Dataset records:
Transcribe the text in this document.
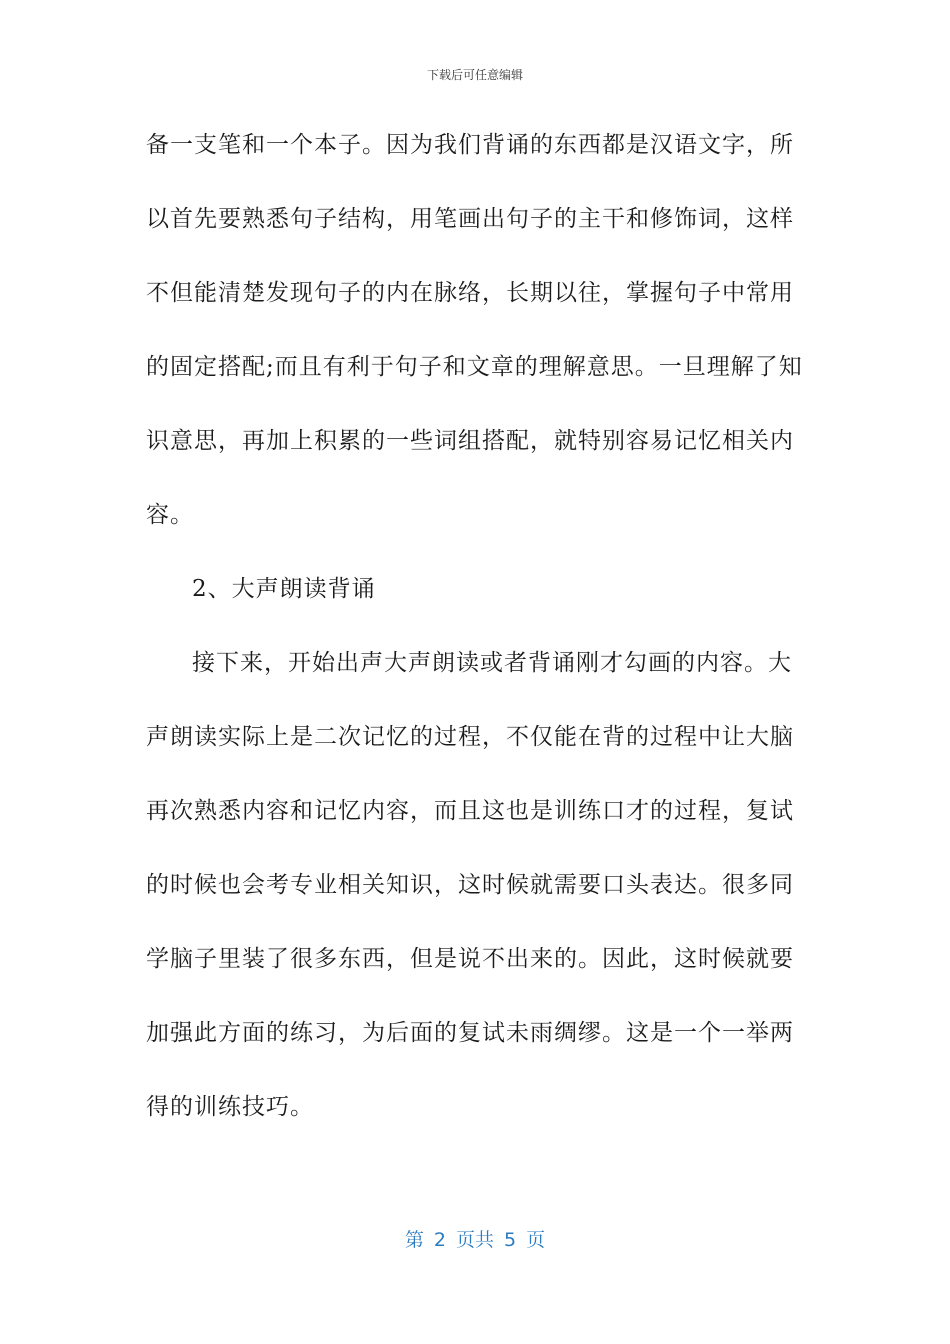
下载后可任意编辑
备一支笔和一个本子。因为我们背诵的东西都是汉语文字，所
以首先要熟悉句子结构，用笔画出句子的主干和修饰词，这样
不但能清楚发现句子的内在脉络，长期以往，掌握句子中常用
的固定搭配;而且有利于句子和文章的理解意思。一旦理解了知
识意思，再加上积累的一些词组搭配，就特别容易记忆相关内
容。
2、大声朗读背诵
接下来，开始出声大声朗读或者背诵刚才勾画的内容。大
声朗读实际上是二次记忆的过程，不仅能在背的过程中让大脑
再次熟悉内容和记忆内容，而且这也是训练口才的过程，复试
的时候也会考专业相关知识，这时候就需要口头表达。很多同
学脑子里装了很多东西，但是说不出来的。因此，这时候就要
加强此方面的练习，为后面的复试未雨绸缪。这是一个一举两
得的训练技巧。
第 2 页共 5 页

Aim:
Transcribe the records word for word and include no pictures.

Complete response:
Transcribe the text in this document.
下载后可任意编辑
备一支笔和一个本子。因为我们背诵的东西都是汉语文字，所
以首先要熟悉句子结构，用笔画出句子的主干和修饰词，这样
不但能清楚发现句子的内在脉络，长期以往，掌握句子中常用
的固定搭配;而且有利于句子和文章的理解意思。一旦理解了知
识意思，再加上积累的一些词组搭配，就特别容易记忆相关内
容。
2、大声朗读背诵
接下来，开始出声大声朗读或者背诵刚才勾画的内容。大
声朗读实际上是二次记忆的过程，不仅能在背的过程中让大脑
再次熟悉内容和记忆内容，而且这也是训练口才的过程，复试
的时候也会考专业相关知识，这时候就需要口头表达。很多同
学脑子里装了很多东西，但是说不出来的。因此，这时候就要
加强此方面的练习，为后面的复试未雨绸缪。这是一个一举两
得的训练技巧。
第 2 页共 5 页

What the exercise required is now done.